# Start of Recorded data

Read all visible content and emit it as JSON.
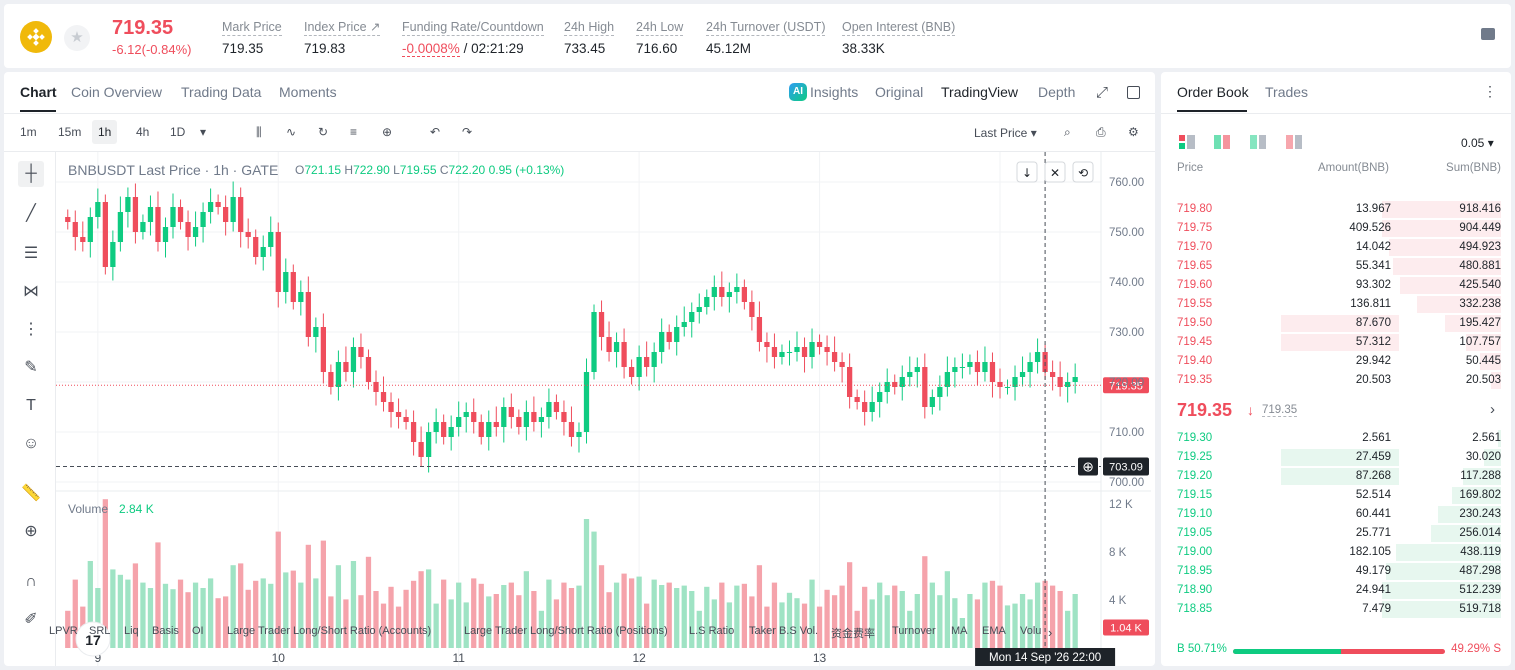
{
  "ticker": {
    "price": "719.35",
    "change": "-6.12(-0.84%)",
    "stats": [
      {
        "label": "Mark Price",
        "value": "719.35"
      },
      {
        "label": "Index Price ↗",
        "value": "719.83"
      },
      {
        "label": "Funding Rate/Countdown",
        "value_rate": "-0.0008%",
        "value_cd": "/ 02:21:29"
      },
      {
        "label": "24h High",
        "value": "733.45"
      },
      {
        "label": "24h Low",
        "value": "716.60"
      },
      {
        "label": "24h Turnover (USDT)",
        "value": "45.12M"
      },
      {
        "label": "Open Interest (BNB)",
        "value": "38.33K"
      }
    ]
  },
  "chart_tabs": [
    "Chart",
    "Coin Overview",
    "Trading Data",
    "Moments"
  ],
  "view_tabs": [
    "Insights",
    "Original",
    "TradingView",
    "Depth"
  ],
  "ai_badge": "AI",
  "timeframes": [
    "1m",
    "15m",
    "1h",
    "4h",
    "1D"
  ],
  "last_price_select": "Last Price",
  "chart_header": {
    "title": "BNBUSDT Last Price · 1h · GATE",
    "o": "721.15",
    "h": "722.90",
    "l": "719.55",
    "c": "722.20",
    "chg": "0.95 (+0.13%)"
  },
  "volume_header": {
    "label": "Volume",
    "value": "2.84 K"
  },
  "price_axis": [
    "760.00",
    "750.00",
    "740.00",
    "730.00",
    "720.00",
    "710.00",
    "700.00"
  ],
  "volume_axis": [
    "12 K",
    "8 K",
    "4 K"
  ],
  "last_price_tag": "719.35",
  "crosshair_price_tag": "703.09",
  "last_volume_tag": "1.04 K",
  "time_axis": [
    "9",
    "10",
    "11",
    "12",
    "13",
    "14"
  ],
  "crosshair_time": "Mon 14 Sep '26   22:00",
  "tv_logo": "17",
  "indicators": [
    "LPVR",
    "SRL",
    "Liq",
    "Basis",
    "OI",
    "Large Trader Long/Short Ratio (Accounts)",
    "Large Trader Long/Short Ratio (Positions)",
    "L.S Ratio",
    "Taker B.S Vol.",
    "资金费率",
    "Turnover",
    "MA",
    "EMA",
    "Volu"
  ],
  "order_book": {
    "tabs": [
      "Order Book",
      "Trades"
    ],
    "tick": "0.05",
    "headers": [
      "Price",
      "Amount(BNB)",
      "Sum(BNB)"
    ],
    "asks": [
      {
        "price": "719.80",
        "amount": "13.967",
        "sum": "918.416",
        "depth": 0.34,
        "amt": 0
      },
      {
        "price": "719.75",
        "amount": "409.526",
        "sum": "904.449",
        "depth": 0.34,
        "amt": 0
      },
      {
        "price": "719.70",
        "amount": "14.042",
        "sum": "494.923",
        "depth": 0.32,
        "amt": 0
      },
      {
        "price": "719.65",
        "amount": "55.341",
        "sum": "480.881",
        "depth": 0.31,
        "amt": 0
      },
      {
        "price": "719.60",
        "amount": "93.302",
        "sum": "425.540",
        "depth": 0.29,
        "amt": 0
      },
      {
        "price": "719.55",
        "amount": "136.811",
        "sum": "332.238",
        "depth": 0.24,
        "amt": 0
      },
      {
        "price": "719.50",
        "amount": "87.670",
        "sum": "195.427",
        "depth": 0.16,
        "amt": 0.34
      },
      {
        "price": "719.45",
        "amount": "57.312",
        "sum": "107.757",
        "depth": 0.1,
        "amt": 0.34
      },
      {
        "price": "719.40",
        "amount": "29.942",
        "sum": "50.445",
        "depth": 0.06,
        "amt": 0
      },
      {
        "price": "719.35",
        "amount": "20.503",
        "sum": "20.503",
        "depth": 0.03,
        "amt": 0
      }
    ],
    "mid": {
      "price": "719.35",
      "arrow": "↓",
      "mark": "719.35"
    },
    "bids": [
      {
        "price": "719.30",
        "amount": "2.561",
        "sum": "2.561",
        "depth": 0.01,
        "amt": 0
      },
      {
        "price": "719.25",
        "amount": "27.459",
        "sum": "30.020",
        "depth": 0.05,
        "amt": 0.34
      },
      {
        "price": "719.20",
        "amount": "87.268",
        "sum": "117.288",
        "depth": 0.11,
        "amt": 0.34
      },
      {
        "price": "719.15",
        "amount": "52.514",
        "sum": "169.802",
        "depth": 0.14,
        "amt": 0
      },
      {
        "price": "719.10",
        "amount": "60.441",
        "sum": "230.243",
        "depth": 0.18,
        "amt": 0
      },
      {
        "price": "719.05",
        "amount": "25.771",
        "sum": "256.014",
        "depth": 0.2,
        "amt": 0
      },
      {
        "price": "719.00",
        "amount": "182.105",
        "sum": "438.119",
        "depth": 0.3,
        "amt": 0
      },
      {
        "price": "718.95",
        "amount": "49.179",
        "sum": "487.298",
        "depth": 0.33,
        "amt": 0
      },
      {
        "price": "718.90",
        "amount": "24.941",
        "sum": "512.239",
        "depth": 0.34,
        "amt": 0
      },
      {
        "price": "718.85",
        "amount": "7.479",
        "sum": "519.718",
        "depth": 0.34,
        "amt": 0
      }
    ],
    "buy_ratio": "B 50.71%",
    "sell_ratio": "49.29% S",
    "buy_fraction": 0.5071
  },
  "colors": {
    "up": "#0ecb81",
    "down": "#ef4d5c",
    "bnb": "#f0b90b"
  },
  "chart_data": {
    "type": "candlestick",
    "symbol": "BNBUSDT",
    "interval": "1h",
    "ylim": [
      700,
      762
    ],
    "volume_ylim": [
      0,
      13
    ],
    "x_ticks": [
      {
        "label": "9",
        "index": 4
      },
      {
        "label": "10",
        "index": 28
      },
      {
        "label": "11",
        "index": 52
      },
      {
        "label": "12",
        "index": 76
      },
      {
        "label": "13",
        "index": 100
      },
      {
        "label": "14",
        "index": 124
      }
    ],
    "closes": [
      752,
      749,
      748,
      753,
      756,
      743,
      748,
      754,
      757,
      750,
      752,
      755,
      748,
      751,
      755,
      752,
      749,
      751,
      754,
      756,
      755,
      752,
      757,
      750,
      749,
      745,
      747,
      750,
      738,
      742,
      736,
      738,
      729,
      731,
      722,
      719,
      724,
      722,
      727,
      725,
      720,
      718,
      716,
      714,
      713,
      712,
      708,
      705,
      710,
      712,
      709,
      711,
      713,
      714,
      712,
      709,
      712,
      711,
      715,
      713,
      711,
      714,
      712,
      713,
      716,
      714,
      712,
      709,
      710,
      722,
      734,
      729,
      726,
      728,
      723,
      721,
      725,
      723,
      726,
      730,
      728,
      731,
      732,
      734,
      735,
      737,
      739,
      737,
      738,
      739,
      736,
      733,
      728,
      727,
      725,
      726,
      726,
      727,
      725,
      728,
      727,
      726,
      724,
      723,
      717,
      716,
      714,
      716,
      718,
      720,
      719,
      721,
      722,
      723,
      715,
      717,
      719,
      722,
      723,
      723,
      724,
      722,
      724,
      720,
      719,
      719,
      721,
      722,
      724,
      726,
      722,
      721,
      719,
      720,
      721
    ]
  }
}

# End of Recorded data
# Start of Recorded data

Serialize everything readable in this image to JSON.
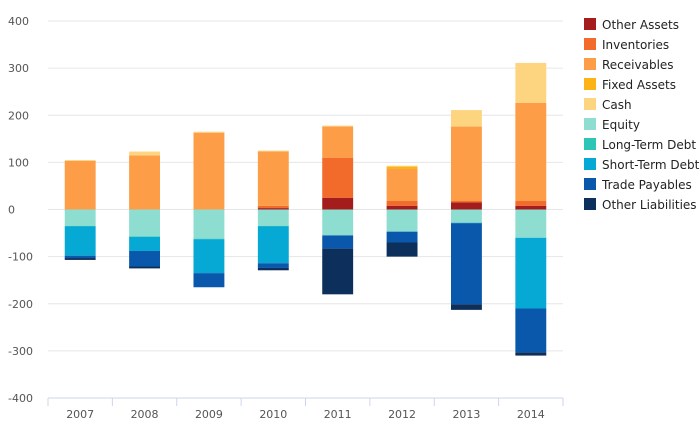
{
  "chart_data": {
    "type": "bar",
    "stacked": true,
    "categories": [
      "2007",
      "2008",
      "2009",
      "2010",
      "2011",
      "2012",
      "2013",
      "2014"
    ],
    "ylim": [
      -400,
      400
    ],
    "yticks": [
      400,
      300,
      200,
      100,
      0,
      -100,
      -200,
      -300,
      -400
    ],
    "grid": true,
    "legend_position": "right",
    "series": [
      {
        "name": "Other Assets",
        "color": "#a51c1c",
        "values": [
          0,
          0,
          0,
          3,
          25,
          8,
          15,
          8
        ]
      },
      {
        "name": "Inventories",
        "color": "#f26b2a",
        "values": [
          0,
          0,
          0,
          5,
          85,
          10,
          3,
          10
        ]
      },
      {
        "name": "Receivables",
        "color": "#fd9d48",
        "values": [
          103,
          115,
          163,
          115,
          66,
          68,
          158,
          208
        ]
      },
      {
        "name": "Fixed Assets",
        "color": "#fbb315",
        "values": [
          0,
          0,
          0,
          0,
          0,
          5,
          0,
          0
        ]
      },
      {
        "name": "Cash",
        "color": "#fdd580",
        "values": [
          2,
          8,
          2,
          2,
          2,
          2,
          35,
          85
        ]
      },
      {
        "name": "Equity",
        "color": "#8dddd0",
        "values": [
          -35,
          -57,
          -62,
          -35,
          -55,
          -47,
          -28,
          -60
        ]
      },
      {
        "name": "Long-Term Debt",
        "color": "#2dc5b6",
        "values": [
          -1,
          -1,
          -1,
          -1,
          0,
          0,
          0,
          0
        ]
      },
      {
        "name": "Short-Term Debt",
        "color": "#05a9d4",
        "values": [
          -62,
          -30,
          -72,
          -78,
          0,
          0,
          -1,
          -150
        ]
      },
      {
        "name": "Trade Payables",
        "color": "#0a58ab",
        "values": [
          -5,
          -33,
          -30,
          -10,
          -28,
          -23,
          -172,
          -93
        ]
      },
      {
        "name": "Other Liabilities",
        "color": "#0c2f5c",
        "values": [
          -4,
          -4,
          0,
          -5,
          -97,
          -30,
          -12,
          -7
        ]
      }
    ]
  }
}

# End of Recorded data

*Requirements*:
For the listing above, identify each line bearing "BNBUSDT".

*Written response*:
    "title": "BNBUSDT Last Price · 1h · GATE",
    "symbol": "BNBUSDT",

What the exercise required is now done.